>>
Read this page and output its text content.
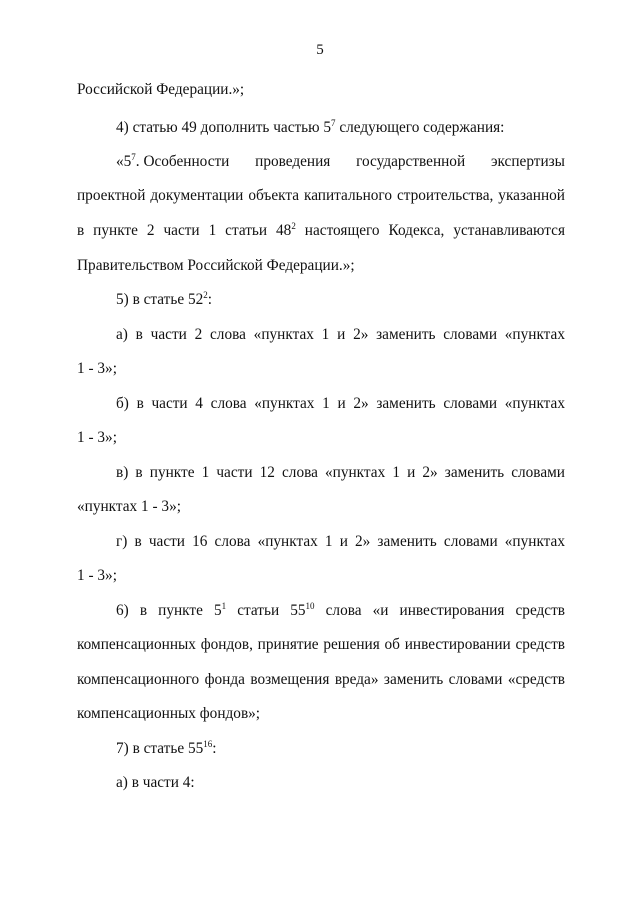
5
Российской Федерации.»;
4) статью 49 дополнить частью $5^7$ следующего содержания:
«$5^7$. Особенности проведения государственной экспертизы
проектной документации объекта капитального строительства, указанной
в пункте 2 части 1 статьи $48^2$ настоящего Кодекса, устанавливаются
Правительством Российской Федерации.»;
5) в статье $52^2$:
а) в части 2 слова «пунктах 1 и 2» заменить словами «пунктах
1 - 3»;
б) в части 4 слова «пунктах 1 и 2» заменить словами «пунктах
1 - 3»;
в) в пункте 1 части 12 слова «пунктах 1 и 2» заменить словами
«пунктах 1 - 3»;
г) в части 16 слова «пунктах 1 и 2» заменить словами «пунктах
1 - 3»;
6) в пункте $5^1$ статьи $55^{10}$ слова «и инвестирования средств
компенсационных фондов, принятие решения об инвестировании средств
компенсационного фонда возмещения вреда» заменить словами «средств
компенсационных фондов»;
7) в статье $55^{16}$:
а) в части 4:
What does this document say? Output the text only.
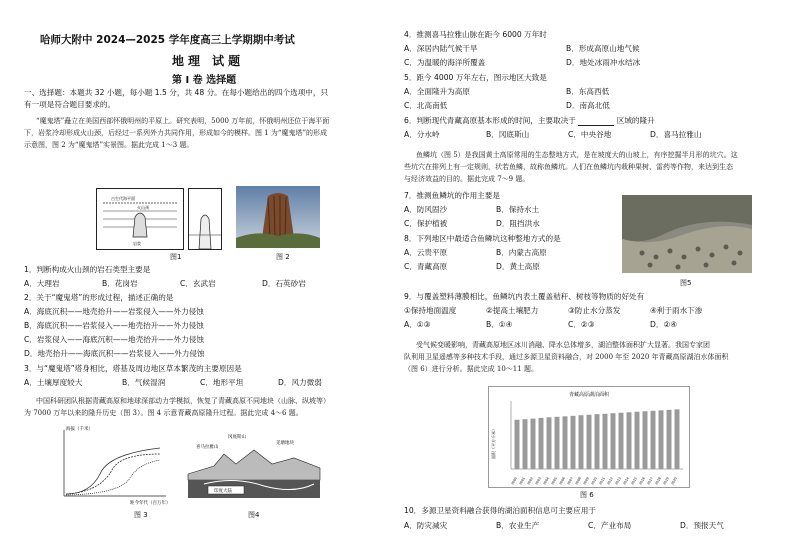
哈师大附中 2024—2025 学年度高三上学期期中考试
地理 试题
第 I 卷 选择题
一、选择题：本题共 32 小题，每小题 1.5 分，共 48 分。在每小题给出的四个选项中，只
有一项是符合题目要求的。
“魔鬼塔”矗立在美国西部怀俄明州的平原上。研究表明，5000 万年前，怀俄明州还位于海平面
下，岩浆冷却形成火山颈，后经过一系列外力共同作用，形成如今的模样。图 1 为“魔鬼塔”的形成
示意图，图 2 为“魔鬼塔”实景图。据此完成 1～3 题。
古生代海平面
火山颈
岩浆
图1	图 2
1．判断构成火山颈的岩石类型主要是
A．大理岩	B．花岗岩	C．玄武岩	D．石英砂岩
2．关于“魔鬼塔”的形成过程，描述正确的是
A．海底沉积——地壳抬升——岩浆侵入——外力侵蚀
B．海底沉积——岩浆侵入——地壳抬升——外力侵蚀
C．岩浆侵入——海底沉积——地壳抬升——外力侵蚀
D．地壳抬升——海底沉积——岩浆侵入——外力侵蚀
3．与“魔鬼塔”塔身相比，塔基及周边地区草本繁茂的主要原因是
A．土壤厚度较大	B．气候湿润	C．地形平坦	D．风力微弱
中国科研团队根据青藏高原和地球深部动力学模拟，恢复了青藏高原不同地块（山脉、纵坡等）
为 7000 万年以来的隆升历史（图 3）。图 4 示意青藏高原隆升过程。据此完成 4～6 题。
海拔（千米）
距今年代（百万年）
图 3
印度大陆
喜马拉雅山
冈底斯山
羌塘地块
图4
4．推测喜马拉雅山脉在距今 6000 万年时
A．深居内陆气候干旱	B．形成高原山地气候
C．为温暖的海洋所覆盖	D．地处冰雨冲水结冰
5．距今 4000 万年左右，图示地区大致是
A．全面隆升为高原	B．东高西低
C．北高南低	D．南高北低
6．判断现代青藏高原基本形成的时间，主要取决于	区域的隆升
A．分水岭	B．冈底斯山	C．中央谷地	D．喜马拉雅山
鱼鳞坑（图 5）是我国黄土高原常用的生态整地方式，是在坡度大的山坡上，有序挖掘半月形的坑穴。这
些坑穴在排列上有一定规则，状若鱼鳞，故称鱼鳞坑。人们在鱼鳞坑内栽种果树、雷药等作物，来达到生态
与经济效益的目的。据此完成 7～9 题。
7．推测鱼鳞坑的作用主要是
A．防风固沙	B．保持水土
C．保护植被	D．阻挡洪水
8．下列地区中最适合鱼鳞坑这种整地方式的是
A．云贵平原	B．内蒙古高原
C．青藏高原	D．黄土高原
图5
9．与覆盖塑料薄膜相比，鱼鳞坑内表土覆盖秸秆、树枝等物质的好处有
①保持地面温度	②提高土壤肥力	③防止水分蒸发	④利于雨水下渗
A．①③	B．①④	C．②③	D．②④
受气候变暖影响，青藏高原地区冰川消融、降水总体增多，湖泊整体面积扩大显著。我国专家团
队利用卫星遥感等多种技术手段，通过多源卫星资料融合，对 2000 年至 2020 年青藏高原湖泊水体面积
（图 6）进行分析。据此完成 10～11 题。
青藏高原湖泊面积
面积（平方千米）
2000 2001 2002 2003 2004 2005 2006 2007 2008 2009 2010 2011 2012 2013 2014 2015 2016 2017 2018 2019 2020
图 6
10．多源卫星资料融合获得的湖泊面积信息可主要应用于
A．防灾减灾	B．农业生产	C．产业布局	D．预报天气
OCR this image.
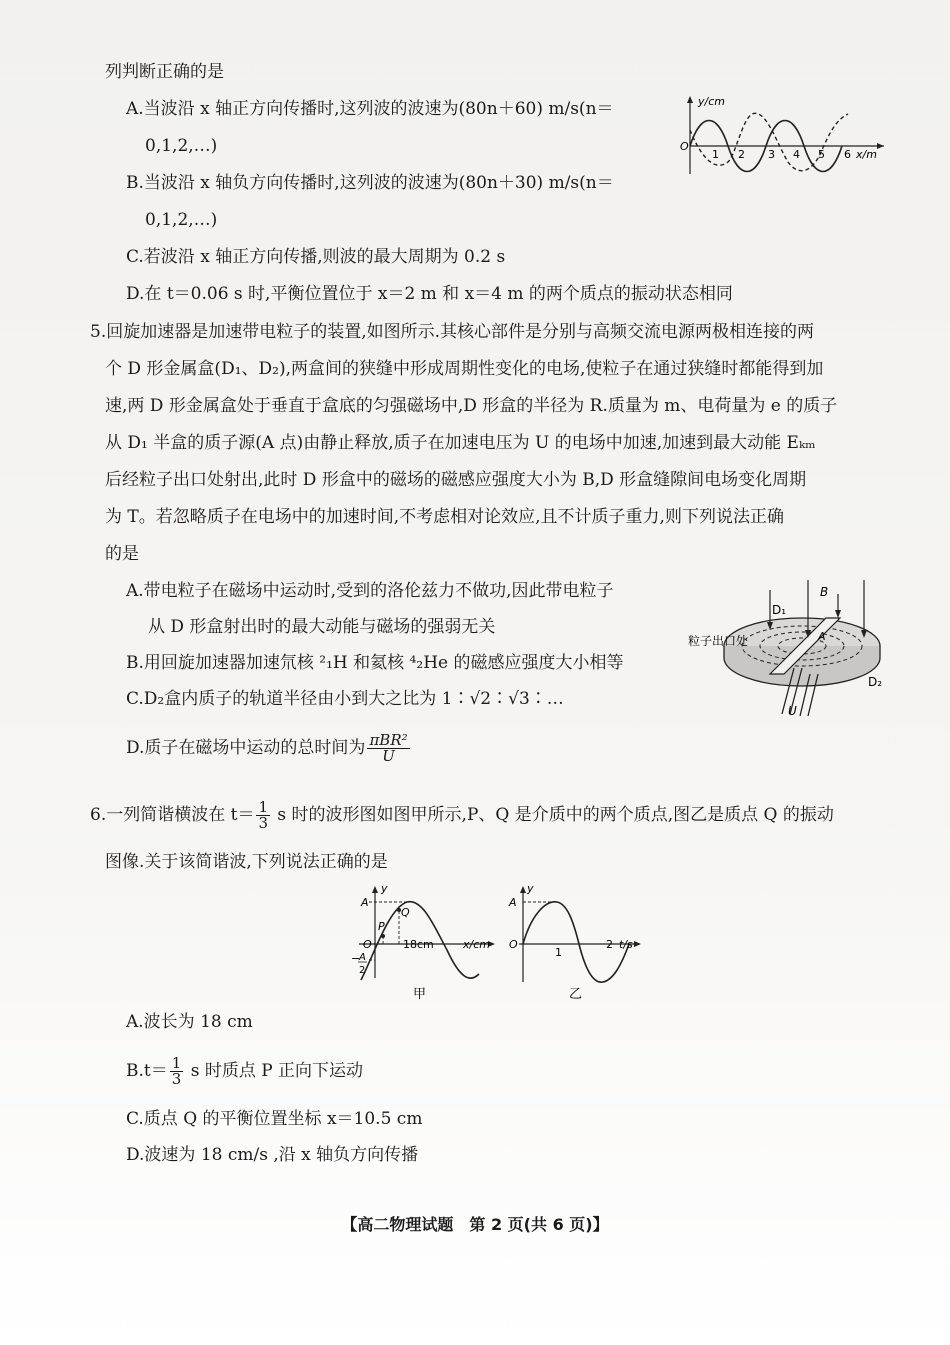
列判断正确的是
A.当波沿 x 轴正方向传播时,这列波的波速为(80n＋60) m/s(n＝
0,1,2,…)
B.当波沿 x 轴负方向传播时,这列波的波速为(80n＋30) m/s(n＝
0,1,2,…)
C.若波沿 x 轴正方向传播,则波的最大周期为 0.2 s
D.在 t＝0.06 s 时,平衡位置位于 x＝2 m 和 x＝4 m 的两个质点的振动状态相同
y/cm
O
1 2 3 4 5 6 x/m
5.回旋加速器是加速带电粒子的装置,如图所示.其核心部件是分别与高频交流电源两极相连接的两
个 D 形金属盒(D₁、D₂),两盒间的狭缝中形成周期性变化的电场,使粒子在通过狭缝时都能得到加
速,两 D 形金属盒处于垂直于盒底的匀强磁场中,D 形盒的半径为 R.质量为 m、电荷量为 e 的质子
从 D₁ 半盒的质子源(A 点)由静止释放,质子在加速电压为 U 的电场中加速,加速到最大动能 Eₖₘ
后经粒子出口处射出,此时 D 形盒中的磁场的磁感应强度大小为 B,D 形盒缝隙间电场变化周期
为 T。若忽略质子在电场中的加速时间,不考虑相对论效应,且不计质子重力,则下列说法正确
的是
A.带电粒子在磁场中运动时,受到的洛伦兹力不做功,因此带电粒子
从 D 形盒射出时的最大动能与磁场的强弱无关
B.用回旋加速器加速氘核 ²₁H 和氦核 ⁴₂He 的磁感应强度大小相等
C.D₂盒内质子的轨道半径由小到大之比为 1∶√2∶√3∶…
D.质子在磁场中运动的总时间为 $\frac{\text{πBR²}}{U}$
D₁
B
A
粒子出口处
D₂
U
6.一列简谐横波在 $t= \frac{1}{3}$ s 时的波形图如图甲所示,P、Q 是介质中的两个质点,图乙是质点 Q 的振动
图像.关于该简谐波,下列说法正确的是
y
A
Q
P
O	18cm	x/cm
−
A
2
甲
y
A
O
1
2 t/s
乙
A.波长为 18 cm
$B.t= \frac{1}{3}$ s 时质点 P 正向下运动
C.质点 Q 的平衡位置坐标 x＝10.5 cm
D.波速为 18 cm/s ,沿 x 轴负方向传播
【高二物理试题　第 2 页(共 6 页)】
<<
YOUR INSTRUCTIONS:
Reproduce exactly the lines from the one with "OCR this image." to the bottom of the listing, both ends included, and nothing else. Skip the pictures.

SOLUTION TO THE PROBLEM:
OCR this image.
列判断正确的是
A.当波沿 x 轴正方向传播时,这列波的波速为(80n＋60) m/s(n＝
0,1,2,…)
B.当波沿 x 轴负方向传播时,这列波的波速为(80n＋30) m/s(n＝
0,1,2,…)
C.若波沿 x 轴正方向传播,则波的最大周期为 0.2 s
D.在 t＝0.06 s 时,平衡位置位于 x＝2 m 和 x＝4 m 的两个质点的振动状态相同
y/cm
O
1 2 3 4 5 6 x/m
5.回旋加速器是加速带电粒子的装置,如图所示.其核心部件是分别与高频交流电源两极相连接的两
个 D 形金属盒(D₁、D₂),两盒间的狭缝中形成周期性变化的电场,使粒子在通过狭缝时都能得到加
速,两 D 形金属盒处于垂直于盒底的匀强磁场中,D 形盒的半径为 R.质量为 m、电荷量为 e 的质子
从 D₁ 半盒的质子源(A 点)由静止释放,质子在加速电压为 U 的电场中加速,加速到最大动能 Eₖₘ
后经粒子出口处射出,此时 D 形盒中的磁场的磁感应强度大小为 B,D 形盒缝隙间电场变化周期
为 T。若忽略质子在电场中的加速时间,不考虑相对论效应,且不计质子重力,则下列说法正确
的是
A.带电粒子在磁场中运动时,受到的洛伦兹力不做功,因此带电粒子
从 D 形盒射出时的最大动能与磁场的强弱无关
B.用回旋加速器加速氘核 ²₁H 和氦核 ⁴₂He 的磁感应强度大小相等
C.D₂盒内质子的轨道半径由小到大之比为 1∶√2∶√3∶…
D.质子在磁场中运动的总时间为 $\frac{\text{πBR²}}{U}$
D₁
B
A
粒子出口处
D₂
U
6.一列简谐横波在 $t= \frac{1}{3}$ s 时的波形图如图甲所示,P、Q 是介质中的两个质点,图乙是质点 Q 的振动
图像.关于该简谐波,下列说法正确的是
y
A
Q
P
O	18cm	x/cm
−
A
2
甲
y
A
O
1
2 t/s
乙
A.波长为 18 cm
$B.t= \frac{1}{3}$ s 时质点 P 正向下运动
C.质点 Q 的平衡位置坐标 x＝10.5 cm
D.波速为 18 cm/s ,沿 x 轴负方向传播
【高二物理试题　第 2 页(共 6 页)】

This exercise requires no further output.